**WHAT TO WORK ON:**
Determine the number of lines in the listing below where the string "Contacts" occurs; answer with the number alone.

**SOURCE RECORDS:**
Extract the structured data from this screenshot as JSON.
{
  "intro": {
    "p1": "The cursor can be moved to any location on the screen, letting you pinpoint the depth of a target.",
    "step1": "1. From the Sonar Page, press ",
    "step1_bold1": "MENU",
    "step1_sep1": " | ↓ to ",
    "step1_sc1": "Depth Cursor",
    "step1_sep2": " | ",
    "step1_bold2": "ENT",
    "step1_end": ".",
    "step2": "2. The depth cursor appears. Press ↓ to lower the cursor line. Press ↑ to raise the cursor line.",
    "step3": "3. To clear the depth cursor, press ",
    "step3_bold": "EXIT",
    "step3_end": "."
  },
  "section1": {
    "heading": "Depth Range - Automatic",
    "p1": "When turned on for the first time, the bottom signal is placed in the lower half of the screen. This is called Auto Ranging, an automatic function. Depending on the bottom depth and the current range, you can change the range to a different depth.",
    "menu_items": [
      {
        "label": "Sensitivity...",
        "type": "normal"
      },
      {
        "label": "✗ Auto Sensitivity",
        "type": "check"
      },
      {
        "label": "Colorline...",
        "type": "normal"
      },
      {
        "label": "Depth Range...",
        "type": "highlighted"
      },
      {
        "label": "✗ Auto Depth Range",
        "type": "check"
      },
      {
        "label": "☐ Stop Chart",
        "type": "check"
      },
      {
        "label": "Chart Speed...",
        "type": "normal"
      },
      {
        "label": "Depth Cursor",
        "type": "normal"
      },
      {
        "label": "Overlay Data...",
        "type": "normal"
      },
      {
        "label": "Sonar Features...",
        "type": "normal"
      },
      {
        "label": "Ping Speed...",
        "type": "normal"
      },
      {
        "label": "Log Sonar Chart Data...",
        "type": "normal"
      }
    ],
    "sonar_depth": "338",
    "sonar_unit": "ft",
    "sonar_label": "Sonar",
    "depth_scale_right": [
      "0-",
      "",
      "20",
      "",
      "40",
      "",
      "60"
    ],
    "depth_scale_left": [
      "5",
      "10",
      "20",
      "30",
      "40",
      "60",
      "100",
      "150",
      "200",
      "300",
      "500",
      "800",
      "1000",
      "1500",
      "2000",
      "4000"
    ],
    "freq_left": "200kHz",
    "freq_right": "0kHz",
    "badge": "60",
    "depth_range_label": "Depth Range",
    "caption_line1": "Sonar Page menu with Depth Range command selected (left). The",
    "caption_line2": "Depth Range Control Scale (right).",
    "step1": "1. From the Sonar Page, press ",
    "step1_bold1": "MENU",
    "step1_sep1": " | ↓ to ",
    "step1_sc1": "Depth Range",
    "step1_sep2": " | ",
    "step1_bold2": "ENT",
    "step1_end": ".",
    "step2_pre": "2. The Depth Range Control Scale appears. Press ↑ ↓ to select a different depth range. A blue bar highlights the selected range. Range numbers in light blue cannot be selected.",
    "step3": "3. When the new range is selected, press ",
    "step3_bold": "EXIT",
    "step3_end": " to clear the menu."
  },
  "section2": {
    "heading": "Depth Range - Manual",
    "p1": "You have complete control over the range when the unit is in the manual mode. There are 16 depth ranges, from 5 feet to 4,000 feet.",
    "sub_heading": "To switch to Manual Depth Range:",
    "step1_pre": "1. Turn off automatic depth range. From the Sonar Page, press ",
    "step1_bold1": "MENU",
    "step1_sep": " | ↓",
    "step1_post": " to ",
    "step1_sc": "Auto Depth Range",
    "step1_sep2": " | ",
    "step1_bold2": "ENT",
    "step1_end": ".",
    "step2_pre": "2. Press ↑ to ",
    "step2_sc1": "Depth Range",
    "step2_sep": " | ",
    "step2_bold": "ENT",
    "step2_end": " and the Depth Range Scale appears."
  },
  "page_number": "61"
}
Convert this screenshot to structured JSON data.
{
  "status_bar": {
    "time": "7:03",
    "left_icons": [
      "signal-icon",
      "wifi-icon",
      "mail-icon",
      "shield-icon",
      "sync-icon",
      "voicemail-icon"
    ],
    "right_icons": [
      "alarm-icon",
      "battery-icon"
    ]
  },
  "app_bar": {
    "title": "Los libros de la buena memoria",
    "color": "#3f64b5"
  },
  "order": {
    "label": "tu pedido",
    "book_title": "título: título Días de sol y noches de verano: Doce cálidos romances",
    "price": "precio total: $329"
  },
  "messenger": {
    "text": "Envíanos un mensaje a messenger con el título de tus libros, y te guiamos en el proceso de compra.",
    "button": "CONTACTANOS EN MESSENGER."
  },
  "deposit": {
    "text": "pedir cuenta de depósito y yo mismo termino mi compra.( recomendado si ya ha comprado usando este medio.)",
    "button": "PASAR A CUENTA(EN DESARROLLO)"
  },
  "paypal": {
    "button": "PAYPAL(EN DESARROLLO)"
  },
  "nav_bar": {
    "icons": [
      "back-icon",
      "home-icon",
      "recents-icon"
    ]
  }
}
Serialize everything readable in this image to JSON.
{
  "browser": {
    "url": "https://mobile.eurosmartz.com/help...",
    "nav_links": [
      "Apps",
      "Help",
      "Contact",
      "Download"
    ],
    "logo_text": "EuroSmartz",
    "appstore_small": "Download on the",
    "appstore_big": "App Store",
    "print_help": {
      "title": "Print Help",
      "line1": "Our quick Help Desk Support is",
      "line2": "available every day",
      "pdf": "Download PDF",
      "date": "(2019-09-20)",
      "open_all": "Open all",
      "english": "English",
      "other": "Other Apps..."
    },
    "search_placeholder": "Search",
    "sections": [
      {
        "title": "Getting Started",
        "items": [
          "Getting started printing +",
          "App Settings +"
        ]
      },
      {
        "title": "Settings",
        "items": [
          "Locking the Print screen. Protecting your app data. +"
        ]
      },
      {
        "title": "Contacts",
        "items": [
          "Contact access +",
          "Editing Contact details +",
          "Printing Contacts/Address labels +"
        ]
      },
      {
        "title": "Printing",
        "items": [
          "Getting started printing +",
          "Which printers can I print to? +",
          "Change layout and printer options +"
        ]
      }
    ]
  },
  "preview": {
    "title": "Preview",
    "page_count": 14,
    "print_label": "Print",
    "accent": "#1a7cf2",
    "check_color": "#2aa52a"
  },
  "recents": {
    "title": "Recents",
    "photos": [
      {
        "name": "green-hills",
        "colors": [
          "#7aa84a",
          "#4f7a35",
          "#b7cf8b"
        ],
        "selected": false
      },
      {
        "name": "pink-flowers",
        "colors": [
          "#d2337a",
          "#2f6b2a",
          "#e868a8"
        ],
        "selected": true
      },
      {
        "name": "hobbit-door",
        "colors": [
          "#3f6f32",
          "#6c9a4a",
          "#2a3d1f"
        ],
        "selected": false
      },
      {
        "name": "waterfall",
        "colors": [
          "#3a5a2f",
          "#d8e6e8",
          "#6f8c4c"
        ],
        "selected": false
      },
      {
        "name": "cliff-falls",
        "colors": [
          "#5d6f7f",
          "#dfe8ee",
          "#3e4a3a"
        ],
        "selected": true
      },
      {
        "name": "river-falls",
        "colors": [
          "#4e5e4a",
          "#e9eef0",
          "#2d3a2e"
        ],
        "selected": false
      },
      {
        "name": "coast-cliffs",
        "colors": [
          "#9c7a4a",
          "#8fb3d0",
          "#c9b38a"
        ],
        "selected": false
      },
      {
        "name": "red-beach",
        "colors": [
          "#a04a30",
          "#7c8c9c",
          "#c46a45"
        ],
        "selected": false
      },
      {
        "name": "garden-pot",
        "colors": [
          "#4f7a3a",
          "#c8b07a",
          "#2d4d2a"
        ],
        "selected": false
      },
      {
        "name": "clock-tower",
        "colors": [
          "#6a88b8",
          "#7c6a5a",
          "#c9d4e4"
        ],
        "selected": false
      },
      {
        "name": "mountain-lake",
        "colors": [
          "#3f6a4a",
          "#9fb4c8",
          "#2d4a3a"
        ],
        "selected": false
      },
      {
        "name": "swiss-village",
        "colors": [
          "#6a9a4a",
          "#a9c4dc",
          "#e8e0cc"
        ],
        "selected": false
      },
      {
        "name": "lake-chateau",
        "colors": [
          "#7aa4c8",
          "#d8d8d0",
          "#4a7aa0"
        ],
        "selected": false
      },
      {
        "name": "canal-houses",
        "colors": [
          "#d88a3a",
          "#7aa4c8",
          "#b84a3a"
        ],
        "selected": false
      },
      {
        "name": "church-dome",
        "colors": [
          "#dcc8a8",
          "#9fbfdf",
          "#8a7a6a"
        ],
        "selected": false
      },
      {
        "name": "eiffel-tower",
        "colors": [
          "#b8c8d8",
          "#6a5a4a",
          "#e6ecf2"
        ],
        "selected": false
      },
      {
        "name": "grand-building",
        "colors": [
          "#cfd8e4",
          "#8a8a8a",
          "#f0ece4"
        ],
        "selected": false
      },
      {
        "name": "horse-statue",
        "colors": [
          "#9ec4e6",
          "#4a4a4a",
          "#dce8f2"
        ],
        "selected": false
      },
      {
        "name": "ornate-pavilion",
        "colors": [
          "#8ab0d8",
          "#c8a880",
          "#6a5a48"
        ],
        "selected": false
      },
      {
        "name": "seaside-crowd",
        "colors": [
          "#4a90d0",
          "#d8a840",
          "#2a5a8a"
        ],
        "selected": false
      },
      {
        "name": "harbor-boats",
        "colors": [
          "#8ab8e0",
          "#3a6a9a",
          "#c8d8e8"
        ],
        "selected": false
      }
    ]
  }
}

**SOLUTION:**
2